• [Sus tareas]
- 1) Según el texto sobre Casacerros, ¿quién presidía la anterior corporación municipal?
- 2) Explique, con base en el texto sobre Casacerros, por qué el convenio firmado por los vecinos contemplaba reuniones periódicas con el Ayuntamiento. Responda en una a tres oraciones.
- 3) Indique si cada una de las siguientes afirmaciones concuerda con el texto sobre Casacerros y cite las palabras del texto que lo determinan: (a) Cada una de las subvenciones concedidas a Utrera era de 300.000 euros. (b) El proyecto de urbanización ya está terminado. (c) El proceso lo inició la actual corporación municipal.

• [Texto proporcionado]
__________________________________________________

No se trata de un problema sencillo, que se viene arrastrando desde hace ya muchos años, ya que el proceso fue iniciado por la anterior corporación municipal, presidida por el andalucista Francisco Jiménez. Con él los vecinos de Casacerros firmaron un convenio destinado al control de todo el proceso, en el que se reflejaba, por ejemplo, la realización de reuniones periódicas entre los vecinos y el Ayuntamiento para que pudieran conocer en cada momento el estado del proceso.

El Ayuntamiento y los vecinos alcanzaron en 2009 un acuerdo para impulsar la regularización de Casacerros

El Ayuntamiento y los vecinos alcanzaron en 2009 un acuerdo para impulsar la regularización de Casacerros

Todo se hizo, además, en un clima favorable auspiciado por la Junta de Andalucía, organismo que los presidentes de los vecinos aseguran que concedió a la localidad de Utrera, en dos ocasiones consecutivas, dos subvenciones de 300.000 euros cada una, que tenían como principal objetivo la dotación de una oficina que sirviera para gestionar la regularización de estas urbanizaciones. Un hecho que también genera dudas, ya que no se explican a dónde ha podido ir ese dinero si finalmente el proyecto de urbanización ni siquiera está terminado todavía.

__________________________________________________

• [Datos proporcionados]
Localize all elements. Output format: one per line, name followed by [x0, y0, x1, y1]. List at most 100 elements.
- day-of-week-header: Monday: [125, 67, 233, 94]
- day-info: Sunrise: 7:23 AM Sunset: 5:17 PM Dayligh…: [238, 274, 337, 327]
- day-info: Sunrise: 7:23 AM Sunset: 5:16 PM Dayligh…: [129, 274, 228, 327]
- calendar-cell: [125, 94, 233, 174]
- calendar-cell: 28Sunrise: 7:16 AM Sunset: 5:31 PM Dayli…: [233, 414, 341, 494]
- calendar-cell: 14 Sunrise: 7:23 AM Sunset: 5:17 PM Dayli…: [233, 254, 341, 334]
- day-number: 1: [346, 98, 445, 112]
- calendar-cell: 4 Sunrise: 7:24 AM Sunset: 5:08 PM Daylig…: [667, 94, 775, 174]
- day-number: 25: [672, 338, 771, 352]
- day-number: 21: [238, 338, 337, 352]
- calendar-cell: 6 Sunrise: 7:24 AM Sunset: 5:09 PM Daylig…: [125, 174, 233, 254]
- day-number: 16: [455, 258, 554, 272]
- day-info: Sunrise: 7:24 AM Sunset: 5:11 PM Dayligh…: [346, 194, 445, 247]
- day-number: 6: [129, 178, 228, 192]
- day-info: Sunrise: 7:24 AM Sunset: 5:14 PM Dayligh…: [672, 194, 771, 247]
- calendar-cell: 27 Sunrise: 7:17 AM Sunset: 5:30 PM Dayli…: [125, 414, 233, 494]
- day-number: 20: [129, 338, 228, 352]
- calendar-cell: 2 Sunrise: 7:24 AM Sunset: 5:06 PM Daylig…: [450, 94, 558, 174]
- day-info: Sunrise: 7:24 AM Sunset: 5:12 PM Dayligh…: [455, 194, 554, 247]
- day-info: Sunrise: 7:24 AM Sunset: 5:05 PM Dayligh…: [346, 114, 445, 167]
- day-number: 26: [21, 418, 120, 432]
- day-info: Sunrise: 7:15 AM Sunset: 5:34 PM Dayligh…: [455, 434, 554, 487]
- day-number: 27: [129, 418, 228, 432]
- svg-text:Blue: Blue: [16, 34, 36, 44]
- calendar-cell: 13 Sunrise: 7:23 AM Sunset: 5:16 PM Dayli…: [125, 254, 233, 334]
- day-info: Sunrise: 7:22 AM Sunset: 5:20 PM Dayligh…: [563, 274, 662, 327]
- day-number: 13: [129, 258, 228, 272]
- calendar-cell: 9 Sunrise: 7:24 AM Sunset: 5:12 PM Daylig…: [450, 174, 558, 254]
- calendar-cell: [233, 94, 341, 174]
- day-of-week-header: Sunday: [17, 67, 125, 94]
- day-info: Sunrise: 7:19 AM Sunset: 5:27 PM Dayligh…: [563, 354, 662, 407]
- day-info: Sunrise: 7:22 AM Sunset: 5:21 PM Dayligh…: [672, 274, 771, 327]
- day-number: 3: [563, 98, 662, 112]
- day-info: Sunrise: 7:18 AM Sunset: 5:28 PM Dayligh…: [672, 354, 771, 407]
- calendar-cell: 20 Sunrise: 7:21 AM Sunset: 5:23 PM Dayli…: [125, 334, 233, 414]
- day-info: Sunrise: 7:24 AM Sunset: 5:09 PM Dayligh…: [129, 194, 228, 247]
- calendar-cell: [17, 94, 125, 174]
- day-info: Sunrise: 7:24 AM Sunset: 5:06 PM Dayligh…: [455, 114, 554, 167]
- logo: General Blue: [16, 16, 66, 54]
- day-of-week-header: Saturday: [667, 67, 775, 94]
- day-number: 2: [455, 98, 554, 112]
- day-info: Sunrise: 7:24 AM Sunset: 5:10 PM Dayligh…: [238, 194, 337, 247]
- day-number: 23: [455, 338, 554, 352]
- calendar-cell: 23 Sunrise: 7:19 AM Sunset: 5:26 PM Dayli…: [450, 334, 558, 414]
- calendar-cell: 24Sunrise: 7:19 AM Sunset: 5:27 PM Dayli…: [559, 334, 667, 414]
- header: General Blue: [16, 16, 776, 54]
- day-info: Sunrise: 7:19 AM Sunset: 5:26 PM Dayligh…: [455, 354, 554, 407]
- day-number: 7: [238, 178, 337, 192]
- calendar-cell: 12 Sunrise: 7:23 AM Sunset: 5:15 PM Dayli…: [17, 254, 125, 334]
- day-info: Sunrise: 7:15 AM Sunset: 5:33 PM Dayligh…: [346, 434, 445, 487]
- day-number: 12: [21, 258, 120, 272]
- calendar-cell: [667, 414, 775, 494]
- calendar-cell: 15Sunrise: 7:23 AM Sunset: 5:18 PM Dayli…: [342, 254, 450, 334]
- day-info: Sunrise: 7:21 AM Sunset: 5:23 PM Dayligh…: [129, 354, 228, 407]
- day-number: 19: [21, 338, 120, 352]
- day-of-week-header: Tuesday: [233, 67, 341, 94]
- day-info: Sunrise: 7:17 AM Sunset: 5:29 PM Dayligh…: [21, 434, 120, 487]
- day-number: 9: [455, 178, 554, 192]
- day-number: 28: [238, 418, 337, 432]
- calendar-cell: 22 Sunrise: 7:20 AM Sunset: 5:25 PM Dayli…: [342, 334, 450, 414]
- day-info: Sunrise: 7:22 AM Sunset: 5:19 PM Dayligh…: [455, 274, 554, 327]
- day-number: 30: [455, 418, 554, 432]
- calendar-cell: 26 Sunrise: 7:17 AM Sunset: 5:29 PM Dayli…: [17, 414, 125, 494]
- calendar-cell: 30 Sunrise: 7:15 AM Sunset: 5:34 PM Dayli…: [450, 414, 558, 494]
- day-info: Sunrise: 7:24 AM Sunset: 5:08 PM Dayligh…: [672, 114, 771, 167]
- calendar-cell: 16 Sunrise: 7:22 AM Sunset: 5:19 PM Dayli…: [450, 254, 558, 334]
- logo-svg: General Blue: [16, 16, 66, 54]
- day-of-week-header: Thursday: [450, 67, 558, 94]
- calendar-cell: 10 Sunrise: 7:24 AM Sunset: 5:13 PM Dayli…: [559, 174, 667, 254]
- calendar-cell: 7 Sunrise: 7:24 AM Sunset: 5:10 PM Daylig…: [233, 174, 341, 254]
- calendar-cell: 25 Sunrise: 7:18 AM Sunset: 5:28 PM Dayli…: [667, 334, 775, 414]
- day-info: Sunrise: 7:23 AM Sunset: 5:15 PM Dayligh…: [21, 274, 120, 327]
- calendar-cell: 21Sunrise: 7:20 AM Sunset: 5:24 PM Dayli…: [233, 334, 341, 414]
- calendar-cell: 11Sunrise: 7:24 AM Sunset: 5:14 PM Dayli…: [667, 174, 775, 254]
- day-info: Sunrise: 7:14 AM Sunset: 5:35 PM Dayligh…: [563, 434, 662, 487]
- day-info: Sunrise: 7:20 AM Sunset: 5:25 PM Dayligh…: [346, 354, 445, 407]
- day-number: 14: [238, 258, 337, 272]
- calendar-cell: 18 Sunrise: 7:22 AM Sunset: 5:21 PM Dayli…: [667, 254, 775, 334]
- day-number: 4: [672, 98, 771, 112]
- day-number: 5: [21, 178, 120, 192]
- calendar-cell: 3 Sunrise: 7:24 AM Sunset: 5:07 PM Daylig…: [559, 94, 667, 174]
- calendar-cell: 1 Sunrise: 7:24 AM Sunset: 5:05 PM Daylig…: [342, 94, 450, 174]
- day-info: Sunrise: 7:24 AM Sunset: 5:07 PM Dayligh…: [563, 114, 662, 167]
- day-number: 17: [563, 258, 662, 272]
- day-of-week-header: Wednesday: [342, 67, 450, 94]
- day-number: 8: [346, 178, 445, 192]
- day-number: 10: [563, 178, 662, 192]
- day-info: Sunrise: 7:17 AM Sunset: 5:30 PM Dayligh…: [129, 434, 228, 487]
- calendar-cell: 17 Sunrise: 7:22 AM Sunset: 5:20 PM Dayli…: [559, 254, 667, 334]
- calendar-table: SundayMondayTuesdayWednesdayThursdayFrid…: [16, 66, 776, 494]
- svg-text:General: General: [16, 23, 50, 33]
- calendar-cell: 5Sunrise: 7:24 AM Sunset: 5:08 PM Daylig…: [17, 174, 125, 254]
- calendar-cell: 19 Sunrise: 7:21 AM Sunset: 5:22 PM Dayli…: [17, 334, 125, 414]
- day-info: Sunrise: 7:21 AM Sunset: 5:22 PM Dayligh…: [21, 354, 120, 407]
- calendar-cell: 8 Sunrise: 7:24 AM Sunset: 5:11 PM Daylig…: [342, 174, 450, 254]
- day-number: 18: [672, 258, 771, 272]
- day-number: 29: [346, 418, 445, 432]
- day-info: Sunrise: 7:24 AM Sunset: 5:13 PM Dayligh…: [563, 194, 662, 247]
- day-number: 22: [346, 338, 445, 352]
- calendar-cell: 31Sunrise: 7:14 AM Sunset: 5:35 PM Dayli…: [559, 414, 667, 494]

__________________________________________________

• [Respuestas]
- 1) El andalucista Francisco Jiménez.

- 2) Las reuniones periódicas entre los vecinos y el Ayuntamiento se incluyeron para que los vecinos pudieran conocer en cada momento el estado del proceso.

- 3)
(a) Sí: «dos subvenciones de 300.000 euros cada una».
(b) No: «el proyecto de urbanización ni siquiera está terminado todavía».
(c) No: «el proceso fue iniciado por la anterior corporación municipal».